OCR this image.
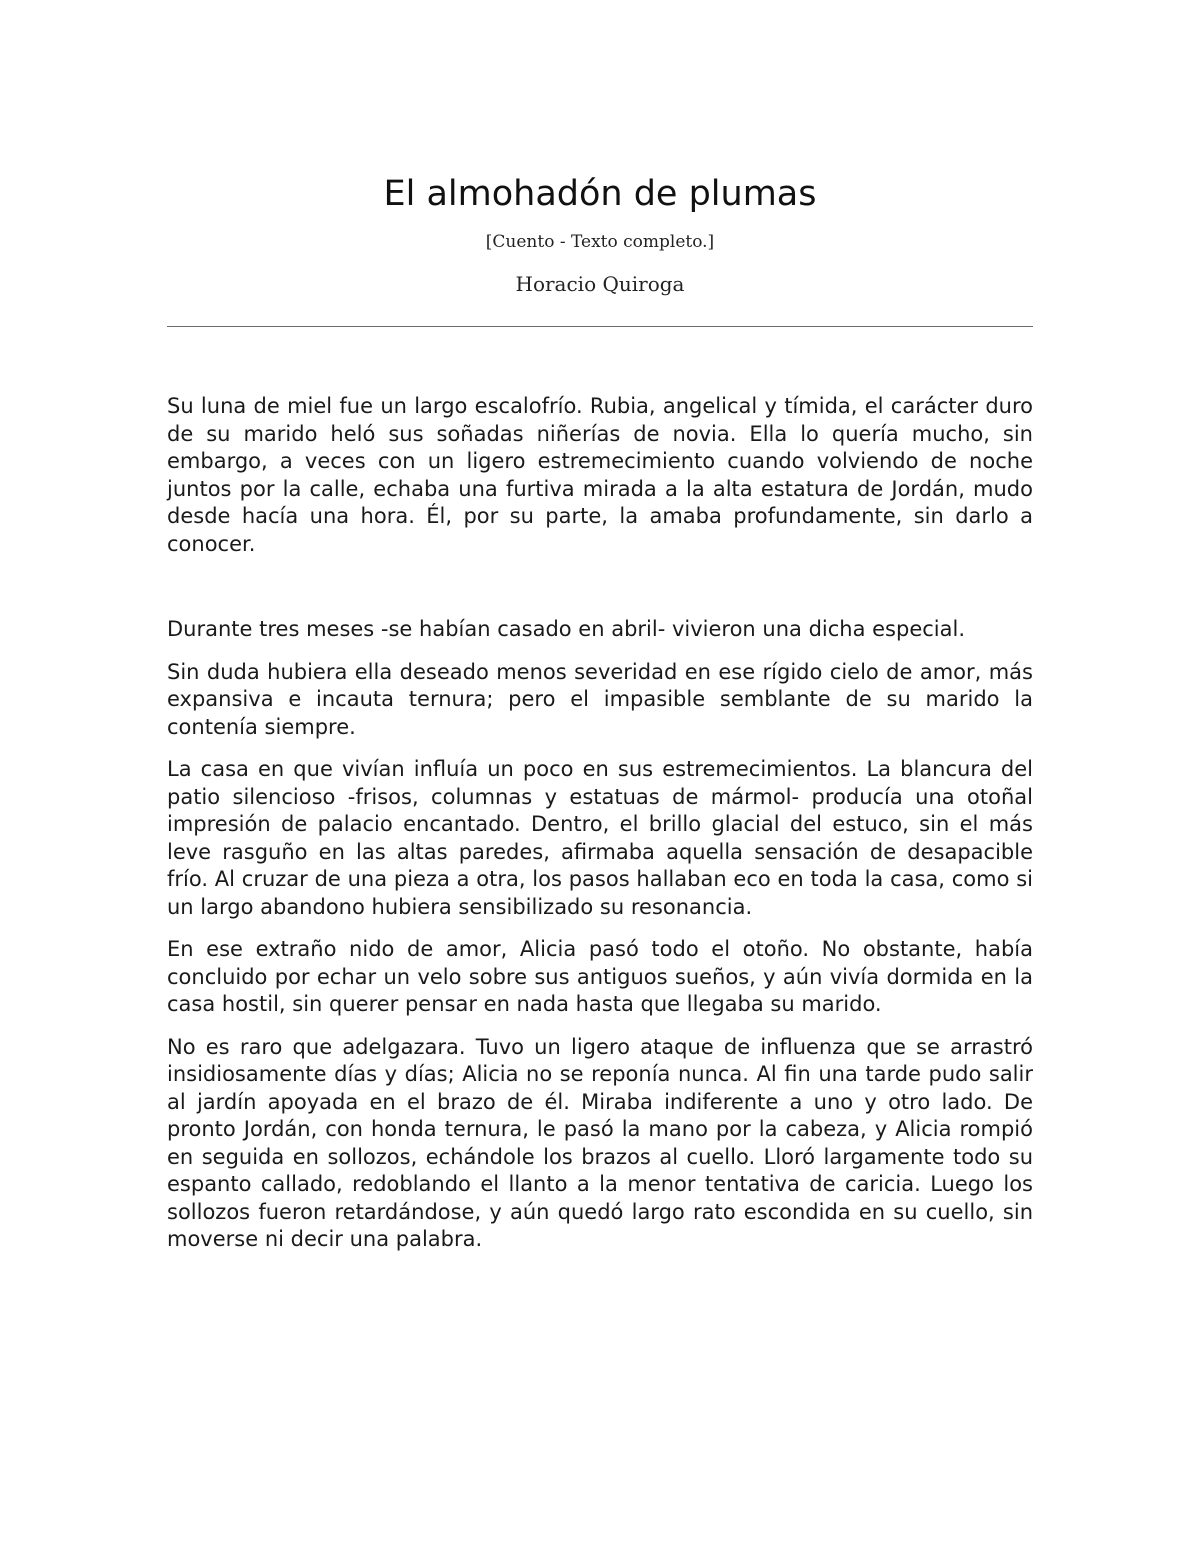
El almohadón de plumas
[Cuento - Texto completo.]
Horacio Quiroga

Su luna de miel fue un largo escalofrío. Rubia, angelical y tímida, el carácter duro de su marido heló sus soñadas niñerías de novia. Ella lo quería mucho, sin embargo, a veces con un ligero estremecimiento cuando volviendo de noche juntos por la calle, echaba una furtiva mirada a la alta estatura de Jordán, mudo desde hacía una hora. Él, por su parte, la amaba profundamente, sin darlo a conocer.

Durante tres meses -se habían casado en abril- vivieron una dicha especial.

Sin duda hubiera ella deseado menos severidad en ese rígido cielo de amor, más expansiva e incauta ternura; pero el impasible semblante de su marido la contenía siempre.

La casa en que vivían influía un poco en sus estremecimientos. La blancura del patio silencioso -frisos, columnas y estatuas de mármol- producía una otoñal impresión de palacio encantado. Dentro, el brillo glacial del estuco, sin el más leve rasguño en las altas paredes, afirmaba aquella sensación de desapacible frío. Al cruzar de una pieza a otra, los pasos hallaban eco en toda la casa, como si un largo abandono hubiera sensibilizado su resonancia.

En ese extraño nido de amor, Alicia pasó todo el otoño. No obstante, había concluido por echar un velo sobre sus antiguos sueños, y aún vivía dormida en la casa hostil, sin querer pensar en nada hasta que llegaba su marido.

No es raro que adelgazara. Tuvo un ligero ataque de influenza que se arrastró insidiosamente días y días; Alicia no se reponía nunca. Al fin una tarde pudo salir al jardín apoyada en el brazo de él. Miraba indiferente a uno y otro lado. De pronto Jordán, con honda ternura, le pasó la mano por la cabeza, y Alicia rompió en seguida en sollozos, echándole los brazos al cuello. Lloró largamente todo su espanto callado, redoblando el llanto a la menor tentativa de caricia. Luego los sollozos fueron retardándose, y aún quedó largo rato escondida en su cuello, sin moverse ni decir una palabra.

########

**GIVEN REQUEST**
Print every entry exactly as written, without the pictures.

**CORRECT RESULT**
OCR this image.
El almohadón de plumas
[Cuento - Texto completo.]
Horacio Quiroga

Su luna de miel fue un largo escalofrío. Rubia, angelical y tímida, el carácter duro de su marido heló sus soñadas niñerías de novia. Ella lo quería mucho, sin embargo, a veces con un ligero estremecimiento cuando volviendo de noche juntos por la calle, echaba una furtiva mirada a la alta estatura de Jordán, mudo desde hacía una hora. Él, por su parte, la amaba profundamente, sin darlo a conocer.

Durante tres meses -se habían casado en abril- vivieron una dicha especial.

Sin duda hubiera ella deseado menos severidad en ese rígido cielo de amor, más expansiva e incauta ternura; pero el impasible semblante de su marido la contenía siempre.

La casa en que vivían influía un poco en sus estremecimientos. La blancura del patio silencioso -frisos, columnas y estatuas de mármol- producía una otoñal impresión de palacio encantado. Dentro, el brillo glacial del estuco, sin el más leve rasguño en las altas paredes, afirmaba aquella sensación de desapacible frío. Al cruzar de una pieza a otra, los pasos hallaban eco en toda la casa, como si un largo abandono hubiera sensibilizado su resonancia.

En ese extraño nido de amor, Alicia pasó todo el otoño. No obstante, había concluido por echar un velo sobre sus antiguos sueños, y aún vivía dormida en la casa hostil, sin querer pensar en nada hasta que llegaba su marido.

No es raro que adelgazara. Tuvo un ligero ataque de influenza que se arrastró insidiosamente días y días; Alicia no se reponía nunca. Al fin una tarde pudo salir al jardín apoyada en el brazo de él. Miraba indiferente a uno y otro lado. De pronto Jordán, con honda ternura, le pasó la mano por la cabeza, y Alicia rompió en seguida en sollozos, echándole los brazos al cuello. Lloró largamente todo su espanto callado, redoblando el llanto a la menor tentativa de caricia. Luego los sollozos fueron retardándose, y aún quedó largo rato escondida en su cuello, sin moverse ni decir una palabra.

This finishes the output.